╭─ DATA SECTION

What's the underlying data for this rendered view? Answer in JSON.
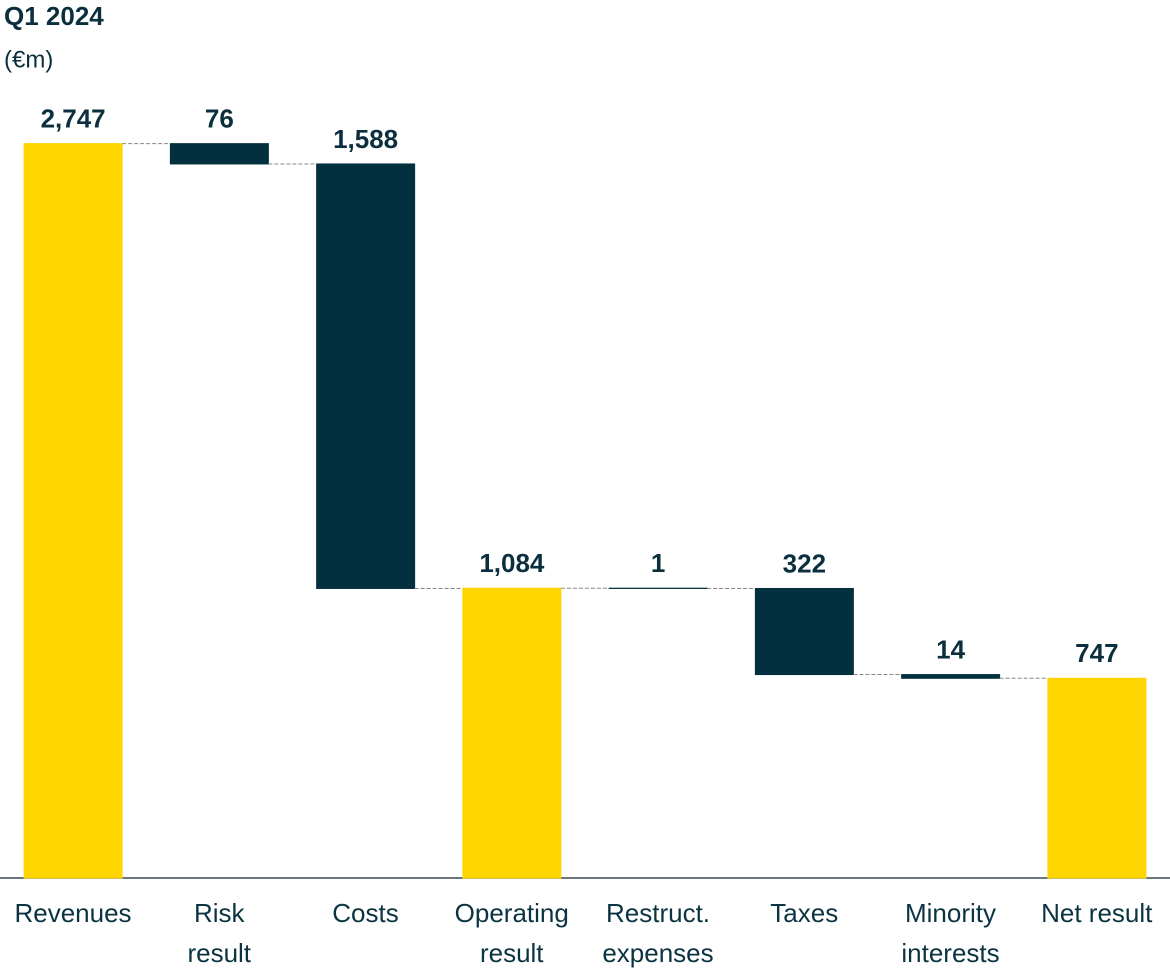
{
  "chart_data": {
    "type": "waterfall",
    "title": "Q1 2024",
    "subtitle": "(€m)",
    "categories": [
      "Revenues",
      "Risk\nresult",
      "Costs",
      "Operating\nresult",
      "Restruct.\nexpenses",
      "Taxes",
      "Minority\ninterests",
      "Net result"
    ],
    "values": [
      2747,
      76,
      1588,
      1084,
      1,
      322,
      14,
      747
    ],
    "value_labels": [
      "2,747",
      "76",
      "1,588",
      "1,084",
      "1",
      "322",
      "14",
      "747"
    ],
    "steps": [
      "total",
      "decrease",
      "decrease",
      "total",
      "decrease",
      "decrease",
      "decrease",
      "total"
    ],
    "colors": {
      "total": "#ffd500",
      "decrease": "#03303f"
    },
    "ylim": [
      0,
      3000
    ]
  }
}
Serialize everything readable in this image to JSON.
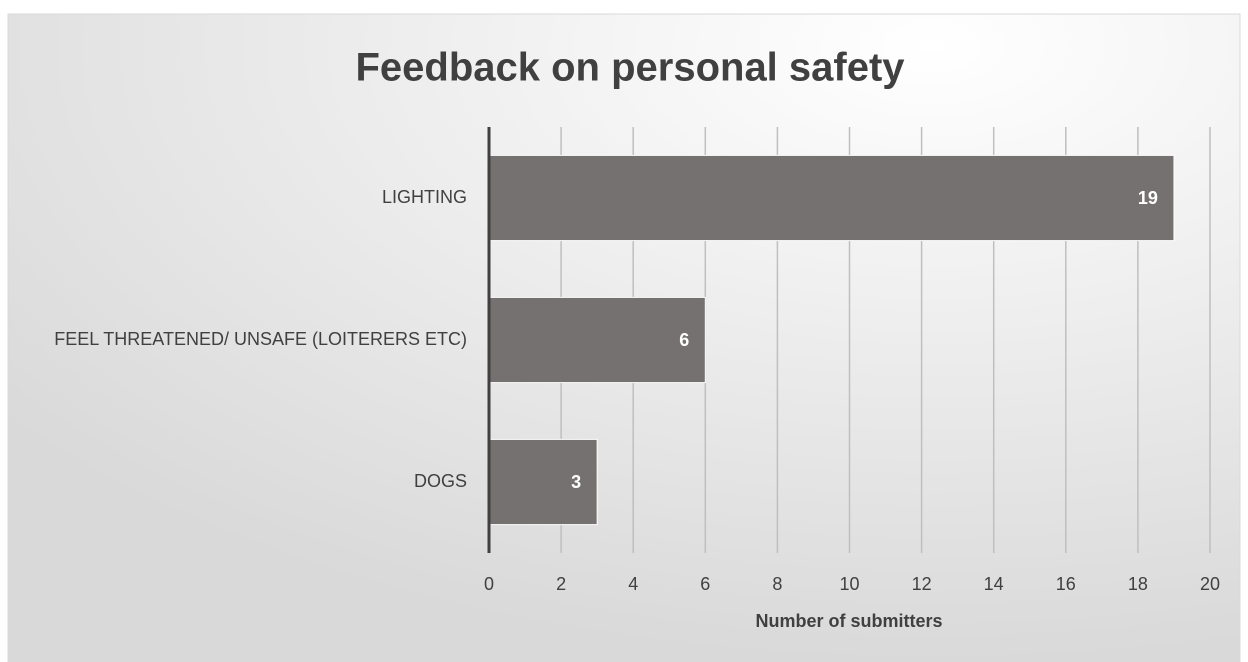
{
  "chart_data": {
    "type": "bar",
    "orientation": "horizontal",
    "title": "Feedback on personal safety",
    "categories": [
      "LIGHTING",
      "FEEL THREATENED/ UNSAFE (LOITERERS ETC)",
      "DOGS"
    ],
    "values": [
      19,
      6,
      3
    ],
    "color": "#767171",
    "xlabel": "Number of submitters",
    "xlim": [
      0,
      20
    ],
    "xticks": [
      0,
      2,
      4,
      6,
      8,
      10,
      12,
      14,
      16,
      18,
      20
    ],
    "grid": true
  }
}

╰─

§ YOUR GOAL
Quote the listing above in full, except for the pictures.

§ RESPONSE
What's the underlying data for this rendered view? Answer in JSON.
{
  "chart_data": {
    "type": "waterfall",
    "title": "Q1 2024",
    "subtitle": "(€m)",
    "categories": [
      "Revenues",
      "Risk\nresult",
      "Costs",
      "Operating\nresult",
      "Restruct.\nexpenses",
      "Taxes",
      "Minority\ninterests",
      "Net result"
    ],
    "values": [
      2747,
      76,
      1588,
      1084,
      1,
      322,
      14,
      747
    ],
    "value_labels": [
      "2,747",
      "76",
      "1,588",
      "1,084",
      "1",
      "322",
      "14",
      "747"
    ],
    "steps": [
      "total",
      "decrease",
      "decrease",
      "total",
      "decrease",
      "decrease",
      "decrease",
      "total"
    ],
    "colors": {
      "total": "#ffd500",
      "decrease": "#03303f"
    },
    "ylim": [
      0,
      3000
    ]
  }
}
Serialize everything readable in this image to JSON.
{
  "chart_data": {
    "type": "bar",
    "orientation": "horizontal",
    "title": "Feedback on personal safety",
    "categories": [
      "LIGHTING",
      "FEEL THREATENED/ UNSAFE (LOITERERS ETC)",
      "DOGS"
    ],
    "values": [
      19,
      6,
      3
    ],
    "color": "#767171",
    "xlabel": "Number of submitters",
    "xlim": [
      0,
      20
    ],
    "xticks": [
      0,
      2,
      4,
      6,
      8,
      10,
      12,
      14,
      16,
      18,
      20
    ],
    "grid": true
  }
}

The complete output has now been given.